■ Goal ■
Your task is to repeat the lines below exactly, excluding any pictures they contain.

* START *

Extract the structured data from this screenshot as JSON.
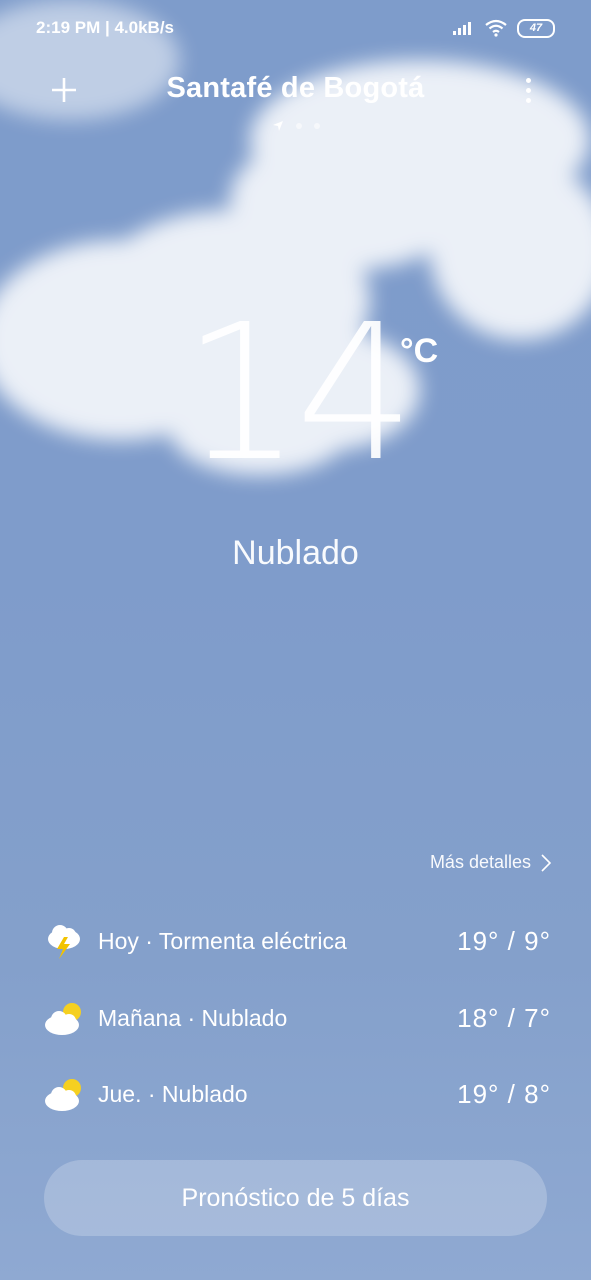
{
  "status_bar": {
    "time": "2:19 PM | 4.0kB/s",
    "battery": "47"
  },
  "header": {
    "city": "Santafé de Bogotá"
  },
  "current": {
    "temperature": "14",
    "unit": "°C",
    "condition": "Nublado"
  },
  "details_link": "Más detalles",
  "forecast": [
    {
      "label": "Hoy · Tormenta eléctrica",
      "temps": "19° / 9°",
      "icon": "thunderstorm-icon"
    },
    {
      "label": "Mañana · Nublado",
      "temps": "18° / 7°",
      "icon": "partly-cloudy-icon"
    },
    {
      "label": "Jue. · Nublado",
      "temps": "19° / 8°",
      "icon": "partly-cloudy-icon"
    }
  ],
  "cta": {
    "label": "Pronóstico de 5 días"
  },
  "colors": {
    "sky": "#7e9ccb",
    "sun": "#f5d020",
    "lightning": "#f2c300"
  }
}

* END *

■ Full response ■
Extract the structured data from this screenshot as JSON.
{
  "status_bar": {
    "time": "2:19 PM | 4.0kB/s",
    "battery": "47"
  },
  "header": {
    "city": "Santafé de Bogotá"
  },
  "current": {
    "temperature": "14",
    "unit": "°C",
    "condition": "Nublado"
  },
  "details_link": "Más detalles",
  "forecast": [
    {
      "label": "Hoy · Tormenta eléctrica",
      "temps": "19° / 9°",
      "icon": "thunderstorm-icon"
    },
    {
      "label": "Mañana · Nublado",
      "temps": "18° / 7°",
      "icon": "partly-cloudy-icon"
    },
    {
      "label": "Jue. · Nublado",
      "temps": "19° / 8°",
      "icon": "partly-cloudy-icon"
    }
  ],
  "cta": {
    "label": "Pronóstico de 5 días"
  },
  "colors": {
    "sky": "#7e9ccb",
    "sun": "#f5d020",
    "lightning": "#f2c300"
  }
}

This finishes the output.